◆ DIRECTIONS ◆
Find the string "volání" in the records. Copy every line it appears in.

(Items from a data source)
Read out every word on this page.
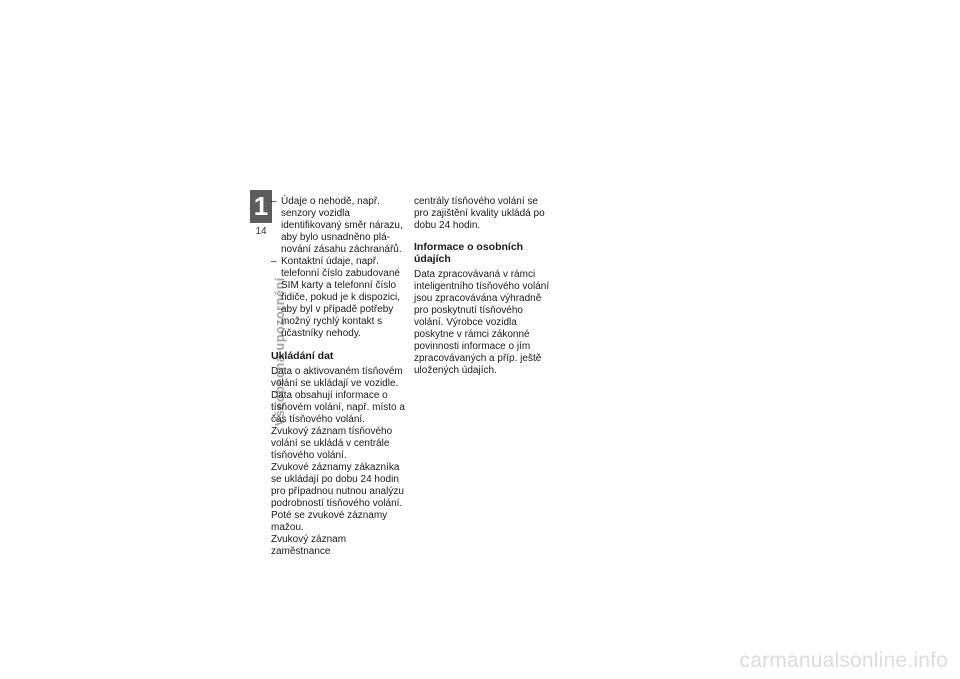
1
14
Všeobecná upozornění
– Údaje o nehodě, např. senzory vozidla identifikovaný směr nárazu, aby bylo usnadněno plánování zásahu záchranářů.
– Kontaktní údaje, např. telefonní číslo zabudované SIM karty a telefonní číslo řidiče, pokud je k dispozici, aby byl v případě potřeby možný rychlý kontakt s účastníky nehody.
Ukládání dat

Data o aktivovaném tísňovém volání se ukládají ve vozidle. Data obsahují informace o tísňovém volání, např. místo a čas tísňového volání.

Zvukový záznam tísňového volání se ukládá v centrále tísňového volání.

Zvukové záznamy zákazníka se ukládají po dobu 24 hodin pro případnou nutnou analýzu podrobností tísňového volání. Poté se zvukové záznamy mažou.

Zvukový záznam zaměstnance

centrály tísňového volání se pro zajištění kvality ukládá po dobu 24 hodin.

Informace o osobních údajích

Data zpracovávaná v rámci inteligentního tísňového volání jsou zpracovávána výhradně pro poskytnutí tísňového volání. Výrobce vozidla poskytne v rámci zákonné povinnosti informace o jím zpracovávaných a příp. ještě uložených údajích.

carmanualsonline.info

◆ EXERCISE RESULT ◆
Data o aktivovaném tísňovém volání se ukládají ve vozidle. Data obsahují informace o tísňovém volání, např. místo a čas tísňového volání.
Zvukový záznam tísňového volání se ukládá v centrále tísňového volání.
Zvukové záznamy zákazníka se ukládají po dobu 24 hodin pro případnou nutnou analýzu podrobností tísňového volání. Poté se zvukové záznamy mažou.
centrály tísňového volání se pro zajištění kvality ukládá po dobu 24 hodin.
Data zpracovávaná v rámci inteligentního tísňového volání jsou zpracovávána výhradně pro poskytnutí tísňového volání. Výrobce vozidla poskytne v rámci zákonné povinnosti informace o jím zpracovávaných a příp. ještě uložených údajích.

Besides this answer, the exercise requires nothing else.